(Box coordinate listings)
------

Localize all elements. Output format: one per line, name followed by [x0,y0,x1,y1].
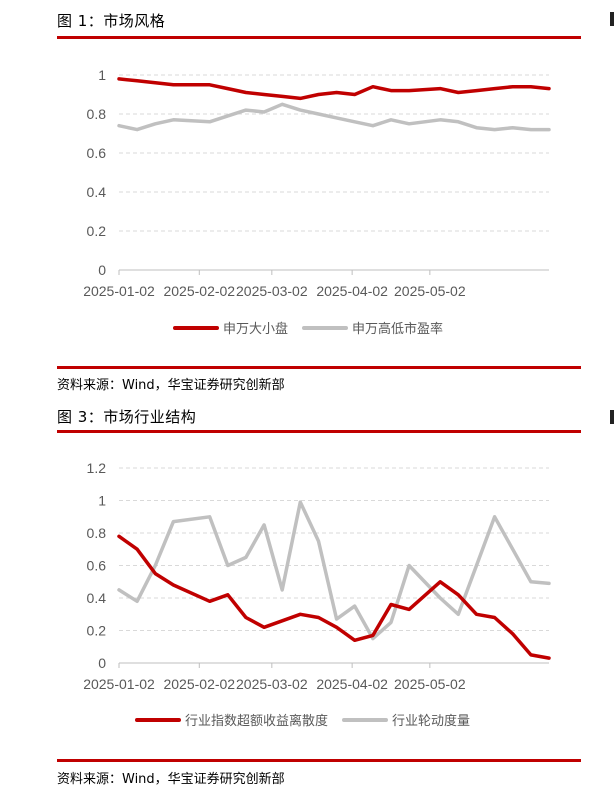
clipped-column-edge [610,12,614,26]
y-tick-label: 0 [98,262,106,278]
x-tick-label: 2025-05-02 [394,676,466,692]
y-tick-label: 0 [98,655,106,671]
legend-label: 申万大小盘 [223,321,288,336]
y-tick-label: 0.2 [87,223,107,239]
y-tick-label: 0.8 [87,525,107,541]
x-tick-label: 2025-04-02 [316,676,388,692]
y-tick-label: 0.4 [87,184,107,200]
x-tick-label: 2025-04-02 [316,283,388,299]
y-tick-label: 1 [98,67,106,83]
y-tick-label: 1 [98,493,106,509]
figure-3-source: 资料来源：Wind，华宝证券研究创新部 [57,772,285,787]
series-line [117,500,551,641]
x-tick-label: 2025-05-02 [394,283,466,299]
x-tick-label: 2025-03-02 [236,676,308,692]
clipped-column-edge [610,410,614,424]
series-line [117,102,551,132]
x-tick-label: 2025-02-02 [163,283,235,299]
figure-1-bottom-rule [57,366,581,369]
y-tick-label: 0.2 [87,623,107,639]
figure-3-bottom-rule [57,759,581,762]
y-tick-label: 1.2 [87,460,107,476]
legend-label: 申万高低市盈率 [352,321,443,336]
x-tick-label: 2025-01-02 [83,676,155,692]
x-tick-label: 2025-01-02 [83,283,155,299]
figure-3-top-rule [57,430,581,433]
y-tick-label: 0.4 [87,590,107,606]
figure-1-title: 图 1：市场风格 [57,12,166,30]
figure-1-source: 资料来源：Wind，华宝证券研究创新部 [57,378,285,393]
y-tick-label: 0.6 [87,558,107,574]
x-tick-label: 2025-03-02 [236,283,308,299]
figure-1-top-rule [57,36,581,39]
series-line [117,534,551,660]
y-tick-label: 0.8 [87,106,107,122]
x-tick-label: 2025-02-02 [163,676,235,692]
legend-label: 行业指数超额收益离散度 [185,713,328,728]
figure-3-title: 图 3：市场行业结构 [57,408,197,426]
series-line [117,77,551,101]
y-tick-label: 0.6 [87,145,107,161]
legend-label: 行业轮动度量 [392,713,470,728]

------

## WHAT THE TASK REQUIRES
Change "x-tick-label" to "x-axis-label" in the data from the line with "clipped-column-edge [610,12,614,26]" to the line with "y-tick-label: 1 [98,67,106,83]". Return only those lines, with everything else left as it is.

## WRITTEN RESPONSE
clipped-column-edge [610,12,614,26]
y-tick-label: 0 [98,262,106,278]
x-axis-label: 2025-05-02 [394,676,466,692]
y-tick-label: 0 [98,655,106,671]
legend-label: 申万大小盘 [223,321,288,336]
y-tick-label: 0.2 [87,223,107,239]
y-tick-label: 0.8 [87,525,107,541]
x-axis-label: 2025-04-02 [316,676,388,692]
y-tick-label: 0.4 [87,184,107,200]
x-axis-label: 2025-04-02 [316,283,388,299]
y-tick-label: 1 [98,67,106,83]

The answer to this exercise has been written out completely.